### Stated task 1
Answer these questions about the red black tree article:
(a) What kind of tree do most C++ STL implementations use for their set and map containers?
(b) What field must be added to the internal tree node to support dynamic order statistics?
(c) What color must a red node's two children be?

Wednesday, September 14, 2011

A functional red black tree with dynamic order statistics in F#

Yin Zhu

14 September 2011

(The code for this article is at codeplex.)

Binary search trees play an extremely important role in computer science. They were hot research topics back to 1970s and early 1980s. While the plain binary search tree is of little usage, balanced search trees are now being used everywhere. For example, most C++ STL implementations use Red Black Tree for its set and map containers. The F# Core library uses a functional version of AVL tree for Set and Map, which are both persistent/functional containers.

Special binary search trees also have other functionalities other than implementing standard set or map containers. For example, splay tree has an efficient split operation – splitting a dynamic set into two in O(log n) time: one is less than the given key; the other is greater than or equal to the given key. This operation could be used to optimize network flow algorithms. Details could be found in Tarjan’s classical (also tiny) data structures book published in 1983.

In this post, I’d like to implement the classical Red Black Tree in F#. I searched on the internet and found that there were some Red Black Tree code snippets in F#, but none of them are complete. Some only implemented the insert operation, which is relatively easy. Some are incorrect.

My main purpose for implementing the Red Black Tree in F# is to test whether I am still good at implementing complex data structures (I implemented quite a few classical data structures and algorithms during my early undergraduates for ACM/ICPC competitions). But there are new things: 1) the implementation language is F# rather than C++, 2) the implementation should be functional rather than imperative, and 3) the interface design should be general, and allows code reuse.

One function I always miss from standard set containers is dynamic order statistics – finding the ith smallest element in a dynamic set. The query time should be in O(log n). To accomplish this, we need add a size field to the internal tree node. Adding extra fields into a data structure is called augmenting data structures (Chapter 14, CLRS). Augmenting data structures is useful when a function is not built in a classical data structure but can be added by genuinely modifying the classical data structure. It is a very important skill when solving algorithmic competition problems.

I divided this article into several sections. I will first introduce the basics of red black trees, and then we move the insertion part, and order statistics, and then the hardest part – deletion. I have a section describing the testing procedures that ensure the correctness of the implementation. At last, I will leave the specifics of Red Black Trees, and cover the tree traversal in general and show some more functional stuff: continuation and a continuation Monad.

Red Black Tree Basics

A Red Black Tree is a binary search tree with the following extra properties:

1. The root is black and the leaf nodes are black (note: leaf nodes do not contain keys, only internal nodes contain keys).

2. A red node’s two children must be black.

3. For any subtree rooted at x, all the simple paths down to the leaf nodes contain the same number of black nodes.

With the above properties, the Red Black tree is able to perform queries such as search, insert and delete all in O(log n) time.

### Stated task 2
In the entries, reproduce without any change the stretch from the line containing "- replying-to-label: Replying" through the line containing "- reply-actions: 3,652", including both of those lines.

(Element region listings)

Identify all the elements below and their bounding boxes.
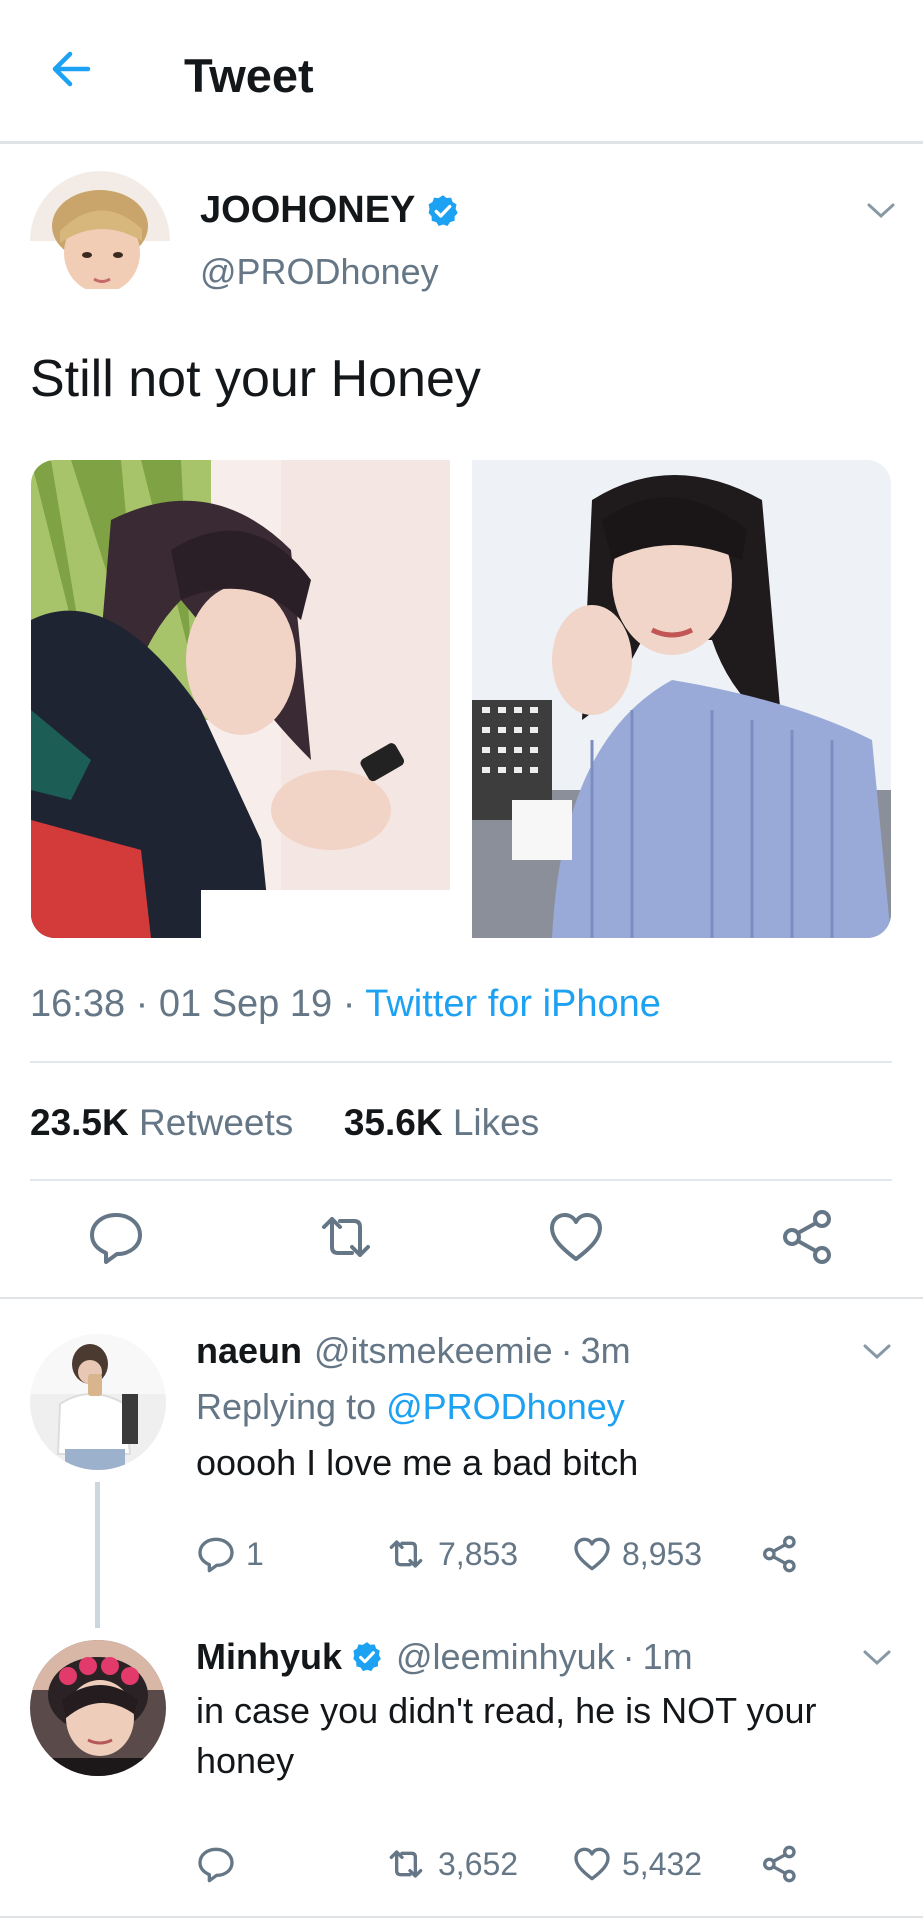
- replying-to-label: Replying to: [196, 1386, 377, 1427]
- tweet-actions: [0, 1207, 923, 1277]
- retweet-button[interactable]: 7,853: [384, 1534, 518, 1574]
- avatar[interactable]: [30, 171, 170, 311]
- meta-separator: ·: [342, 983, 366, 1025]
- avatar[interactable]: [30, 1334, 166, 1470]
- tweet-meta: 16:38 · 01 Sep 19 · Twitter for iPhone: [30, 983, 661, 1026]
- likes-count: 35.6K: [343, 1102, 443, 1143]
- tweet-time: 16:38: [30, 983, 126, 1025]
- heart-icon[interactable]: [546, 1207, 606, 1267]
- meta-separator: ·: [135, 983, 159, 1025]
- chevron-down-icon[interactable]: [862, 1342, 892, 1362]
- like-button[interactable]: 5,432: [572, 1844, 702, 1884]
- divider: [30, 1179, 892, 1181]
- main-tweet: JOOHONEY @PRODhoney Still not your Honey: [0, 147, 923, 1299]
- chevron-down-icon[interactable]: [866, 201, 896, 221]
- meta-separator: ·: [560, 1330, 573, 1371]
- avatar[interactable]: [30, 1640, 166, 1776]
- reply-button[interactable]: 1: [196, 1534, 264, 1574]
- retweet-count: 3,652: [438, 1845, 519, 1882]
- verified-badge-icon: [428, 194, 459, 226]
- share-button[interactable]: [760, 1534, 810, 1574]
- top-app-bar: Tweet: [0, 0, 923, 144]
- meta-separator: ·: [622, 1636, 635, 1677]
- reply-author-handle[interactable]: @itsmekeemie: [314, 1330, 553, 1372]
- reply-text: in case you didn't read, he is NOT your …: [196, 1690, 817, 1781]
- share-icon: [763, 1845, 796, 1883]
- like-button[interactable]: 8,953: [572, 1534, 702, 1574]
- reply-header: Minhyuk @leeminhyuk · 1m: [196, 1636, 693, 1678]
- like-count: 5,432: [622, 1845, 703, 1882]
- page-title: Tweet: [184, 49, 314, 102]
- heart-icon: [574, 1537, 610, 1571]
- retweets-count: 23.5K: [30, 1102, 129, 1143]
- reply-age: 3m: [580, 1330, 631, 1371]
- reply-count: 1: [246, 1535, 264, 1572]
- divider: [30, 1061, 892, 1063]
- share-button[interactable]: [760, 1844, 810, 1884]
- heart-icon: [574, 1847, 610, 1881]
- reply-text: ooooh I love me a bad bitch: [196, 1442, 639, 1483]
- retweet-button[interactable]: 3,652: [384, 1844, 518, 1884]
- arrow-left-icon[interactable]: [48, 46, 94, 92]
- tweet-photo[interactable]: [31, 460, 450, 938]
- likes-label: Likes: [452, 1102, 540, 1143]
- reply-actions: 1 7,853 8,953: [0, 1534, 923, 1582]
- verified-badge-icon: [353, 1642, 381, 1672]
- retweets-label: Retweets: [139, 1102, 294, 1143]
- reply-actions: 3,652 5,432: [0, 1844, 923, 1892]
- like-count: 8,953: [622, 1535, 703, 1572]
- likes-stat[interactable]: 35.6K Likes: [344, 1102, 539, 1143]
- author-name-text: JOOHONEY: [200, 189, 416, 231]
- author-name[interactable]: JOOHONEY: [200, 189, 461, 232]
- author-handle[interactable]: @PRODhoney: [200, 251, 439, 293]
- tweet-date: 01 Sep 19: [158, 983, 333, 1025]
- reply-tweet[interactable]: naeun @itsmekeemie · 3m Replying to @PRO…: [0, 1302, 923, 1628]
- retweet-count: 7,853: [438, 1535, 519, 1572]
- share-icon: [763, 1535, 796, 1573]
- retweets-stat[interactable]: 23.5K Retweets: [30, 1102, 293, 1143]
- retweet-icon: [389, 1540, 423, 1568]
- tweet-stats: 23.5K Retweets 35.6K Likes: [30, 1102, 539, 1144]
- chevron-down-icon[interactable]: [862, 1648, 892, 1668]
- replying-to-link[interactable]: @PRODhoney: [386, 1386, 625, 1427]
- retweet-icon: [389, 1850, 423, 1878]
- reply-header: naeun @itsmekeemie · 3m: [196, 1330, 631, 1372]
- share-icon[interactable]: [778, 1207, 838, 1267]
- reply-icon[interactable]: [86, 1207, 146, 1267]
- reply-author-name[interactable]: naeun: [196, 1330, 302, 1372]
- reply-icon: [198, 1847, 234, 1883]
- retweet-icon[interactable]: [316, 1207, 376, 1267]
- reply-author-name[interactable]: Minhyuk: [196, 1636, 342, 1678]
- reply-tweet[interactable]: Minhyuk @leeminhyuk · 1m in case you did…: [0, 1608, 923, 1918]
- reply-icon: [198, 1537, 234, 1573]
- tweet-source-link[interactable]: Twitter for iPhone: [365, 983, 661, 1025]
- reply-author-handle[interactable]: @leeminhyuk: [396, 1636, 615, 1678]
- tweet-photo[interactable]: [472, 460, 891, 938]
- replying-to: Replying to @PRODhoney: [196, 1386, 625, 1428]
- tweet-text: Still not your Honey: [30, 350, 481, 408]
- reply-button[interactable]: [196, 1844, 246, 1884]
- reply-age: 1m: [642, 1636, 693, 1677]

### Final result 1
(a) A Red Black Tree.
(b) A size field.
(c) Black.

### Final result 2
- replying-to-label: Replying to: [196, 1386, 377, 1427]
- tweet-actions: [0, 1207, 923, 1277]
- retweet-button[interactable]: 7,853: [384, 1534, 518, 1574]
- avatar[interactable]: [30, 171, 170, 311]
- meta-separator: ·: [342, 983, 366, 1025]
- avatar[interactable]: [30, 1334, 166, 1470]
- tweet-meta: 16:38 · 01 Sep 19 · Twitter for iPhone: [30, 983, 661, 1026]
- likes-count: 35.6K: [343, 1102, 443, 1143]
- tweet-time: 16:38: [30, 983, 126, 1025]
- heart-icon[interactable]: [546, 1207, 606, 1267]
- meta-separator: ·: [135, 983, 159, 1025]
- chevron-down-icon[interactable]: [862, 1342, 892, 1362]
- like-button[interactable]: 5,432: [572, 1844, 702, 1884]
- divider: [30, 1179, 892, 1181]
- main-tweet: JOOHONEY @PRODhoney Still not your Honey: [0, 147, 923, 1299]
- chevron-down-icon[interactable]: [866, 201, 896, 221]
- meta-separator: ·: [560, 1330, 573, 1371]
- avatar[interactable]: [30, 1640, 166, 1776]
- reply-button[interactable]: 1: [196, 1534, 264, 1574]
- retweet-count: 3,652: [438, 1845, 519, 1882]
- verified-badge-icon: [428, 194, 459, 226]
- share-button[interactable]: [760, 1534, 810, 1574]
- top-app-bar: Tweet: [0, 0, 923, 144]
- meta-separator: ·: [622, 1636, 635, 1677]
- reply-author-handle[interactable]: @itsmekeemie: [314, 1330, 553, 1372]
- reply-text: in case you didn't read, he is NOT your …: [196, 1690, 817, 1781]
- share-icon: [763, 1845, 796, 1883]
- like-button[interactable]: 8,953: [572, 1534, 702, 1574]
- reply-header: Minhyuk @leeminhyuk · 1m: [196, 1636, 693, 1678]
- like-count: 5,432: [622, 1845, 703, 1882]
- page-title: Tweet: [184, 49, 314, 102]
- heart-icon: [574, 1537, 610, 1571]
- retweets-count: 23.5K: [30, 1102, 129, 1143]
- reply-age: 3m: [580, 1330, 631, 1371]
- reply-count: 1: [246, 1535, 264, 1572]
- divider: [30, 1061, 892, 1063]
- share-button[interactable]: [760, 1844, 810, 1884]
- heart-icon: [574, 1847, 610, 1881]
- reply-text: ooooh I love me a bad bitch: [196, 1442, 639, 1483]
- retweet-button[interactable]: 3,652: [384, 1844, 518, 1884]
- arrow-left-icon[interactable]: [48, 46, 94, 92]
- tweet-photo[interactable]: [31, 460, 450, 938]
- likes-label: Likes: [452, 1102, 540, 1143]
- reply-actions: 1 7,853 8,953: [0, 1534, 923, 1582]
- verified-badge-icon: [353, 1642, 381, 1672]
- retweets-label: Retweets: [139, 1102, 294, 1143]
- reply-actions: 3,652 5,432: [0, 1844, 923, 1892]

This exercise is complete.